TASK INSTRUCTIONS. Word for word, give the material below again, minus any images.

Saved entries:
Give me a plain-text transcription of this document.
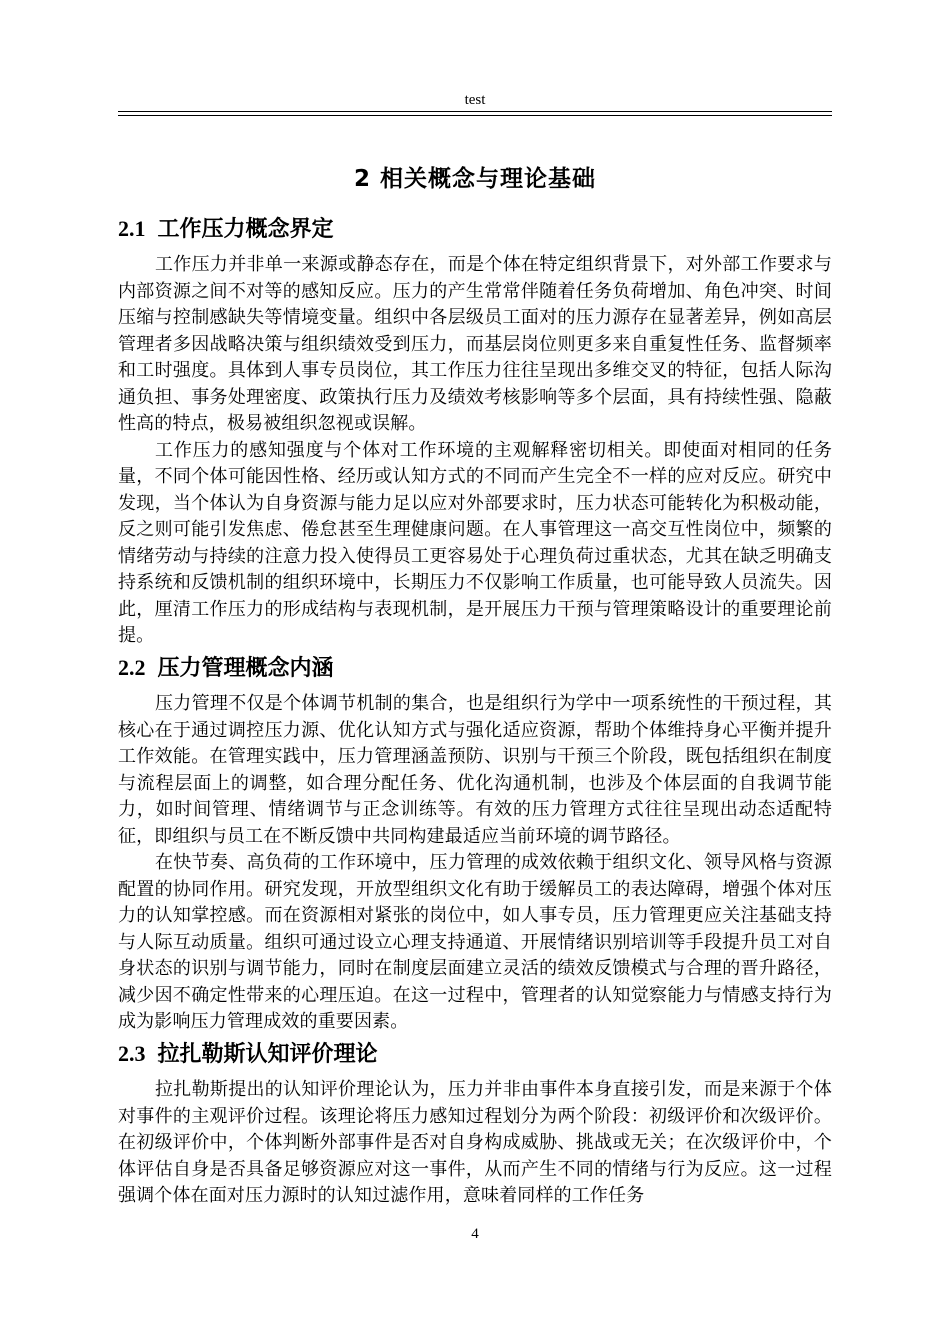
test
2 相关概念与理论基础
2.1 工作压力概念界定

工作压力并非单一来源或静态存在，而是个体在特定组织背景下，对外部工作要求与内部资源之间不对等的感知反应。压力的产生常常伴随着任务负荷增加、角色冲突、时间压缩与控制感缺失等情境变量。组织中各层级员工面对的压力源存在显著差异，例如高层管理者多因战略决策与组织绩效受到压力，而基层岗位则更多来自重复性任务、监督频率和工时强度。具体到人事专员岗位，其工作压力往往呈现出多维交叉的特征，包括人际沟通负担、事务处理密度、政策执行压力及绩效考核影响等多个层面，具有持续性强、隐蔽性高的特点，极易被组织忽视或误解。

工作压力的感知强度与个体对工作环境的主观解释密切相关。即使面对相同的任务量，不同个体可能因性格、经历或认知方式的不同而产生完全不一样的应对反应。研究中发现，当个体认为自身资源与能力足以应对外部要求时，压力状态可能转化为积极动能，反之则可能引发焦虑、倦怠甚至生理健康问题。在人事管理这一高交互性岗位中，频繁的情绪劳动与持续的注意力投入使得员工更容易处于心理负荷过重状态，尤其在缺乏明确支持系统和反馈机制的组织环境中，长期压力不仅影响工作质量，也可能导致人员流失。因此，厘清工作压力的形成结构与表现机制，是开展压力干预与管理策略设计的重要理论前提。

2.2 压力管理概念内涵

压力管理不仅是个体调节机制的集合，也是组织行为学中一项系统性的干预过程，其核心在于通过调控压力源、优化认知方式与强化适应资源，帮助个体维持身心平衡并提升工作效能。在管理实践中，压力管理涵盖预防、识别与干预三个阶段，既包括组织在制度与流程层面上的调整，如合理分配任务、优化沟通机制，也涉及个体层面的自我调节能力，如时间管理、情绪调节与正念训练等。有效的压力管理方式往往呈现出动态适配特征，即组织与员工在不断反馈中共同构建最适应当前环境的调节路径。

在快节奏、高负荷的工作环境中，压力管理的成效依赖于组织文化、领导风格与资源配置的协同作用。研究发现，开放型组织文化有助于缓解员工的表达障碍，增强个体对压力的认知掌控感。而在资源相对紧张的岗位中，如人事专员，压力管理更应关注基础支持与人际互动质量。组织可通过设立心理支持通道、开展情绪识别培训等手段提升员工对自身状态的识别与调节能力，同时在制度层面建立灵活的绩效反馈模式与合理的晋升路径，减少因不确定性带来的心理压迫。在这一过程中，管理者的认知觉察能力与情感支持行为成为影响压力管理成效的重要因素。

2.3 拉扎勒斯认知评价理论

拉扎勒斯提出的认知评价理论认为，压力并非由事件本身直接引发，而是来源于个体对事件的主观评价过程。该理论将压力感知过程划分为两个阶段：初级评价和次级评价。在初级评价中，个体判断外部事件是否对自身构成威胁、挑战或无关；在次级评价中，个体评估自身是否具备足够资源应对这一事件，从而产生不同的情绪与行为反应。这一过程强调个体在面对压力源时的认知过滤作用，意味着同样的工作任务

4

SOLUTION TO THIS TASK.
Give me a plain-text transcription of this document.
test
2 相关概念与理论基础
2.1 工作压力概念界定

工作压力并非单一来源或静态存在，而是个体在特定组织背景下，对外部工作要求与内部资源之间不对等的感知反应。压力的产生常常伴随着任务负荷增加、角色冲突、时间压缩与控制感缺失等情境变量。组织中各层级员工面对的压力源存在显著差异，例如高层管理者多因战略决策与组织绩效受到压力，而基层岗位则更多来自重复性任务、监督频率和工时强度。具体到人事专员岗位，其工作压力往往呈现出多维交叉的特征，包括人际沟通负担、事务处理密度、政策执行压力及绩效考核影响等多个层面，具有持续性强、隐蔽性高的特点，极易被组织忽视或误解。

工作压力的感知强度与个体对工作环境的主观解释密切相关。即使面对相同的任务量，不同个体可能因性格、经历或认知方式的不同而产生完全不一样的应对反应。研究中发现，当个体认为自身资源与能力足以应对外部要求时，压力状态可能转化为积极动能，反之则可能引发焦虑、倦怠甚至生理健康问题。在人事管理这一高交互性岗位中，频繁的情绪劳动与持续的注意力投入使得员工更容易处于心理负荷过重状态，尤其在缺乏明确支持系统和反馈机制的组织环境中，长期压力不仅影响工作质量，也可能导致人员流失。因此，厘清工作压力的形成结构与表现机制，是开展压力干预与管理策略设计的重要理论前提。

2.2 压力管理概念内涵

压力管理不仅是个体调节机制的集合，也是组织行为学中一项系统性的干预过程，其核心在于通过调控压力源、优化认知方式与强化适应资源，帮助个体维持身心平衡并提升工作效能。在管理实践中，压力管理涵盖预防、识别与干预三个阶段，既包括组织在制度与流程层面上的调整，如合理分配任务、优化沟通机制，也涉及个体层面的自我调节能力，如时间管理、情绪调节与正念训练等。有效的压力管理方式往往呈现出动态适配特征，即组织与员工在不断反馈中共同构建最适应当前环境的调节路径。

在快节奏、高负荷的工作环境中，压力管理的成效依赖于组织文化、领导风格与资源配置的协同作用。研究发现，开放型组织文化有助于缓解员工的表达障碍，增强个体对压力的认知掌控感。而在资源相对紧张的岗位中，如人事专员，压力管理更应关注基础支持与人际互动质量。组织可通过设立心理支持通道、开展情绪识别培训等手段提升员工对自身状态的识别与调节能力，同时在制度层面建立灵活的绩效反馈模式与合理的晋升路径，减少因不确定性带来的心理压迫。在这一过程中，管理者的认知觉察能力与情感支持行为成为影响压力管理成效的重要因素。

2.3 拉扎勒斯认知评价理论

拉扎勒斯提出的认知评价理论认为，压力并非由事件本身直接引发，而是来源于个体对事件的主观评价过程。该理论将压力感知过程划分为两个阶段：初级评价和次级评价。在初级评价中，个体判断外部事件是否对自身构成威胁、挑战或无关；在次级评价中，个体评估自身是否具备足够资源应对这一事件，从而产生不同的情绪与行为反应。这一过程强调个体在面对压力源时的认知过滤作用，意味着同样的工作任务

4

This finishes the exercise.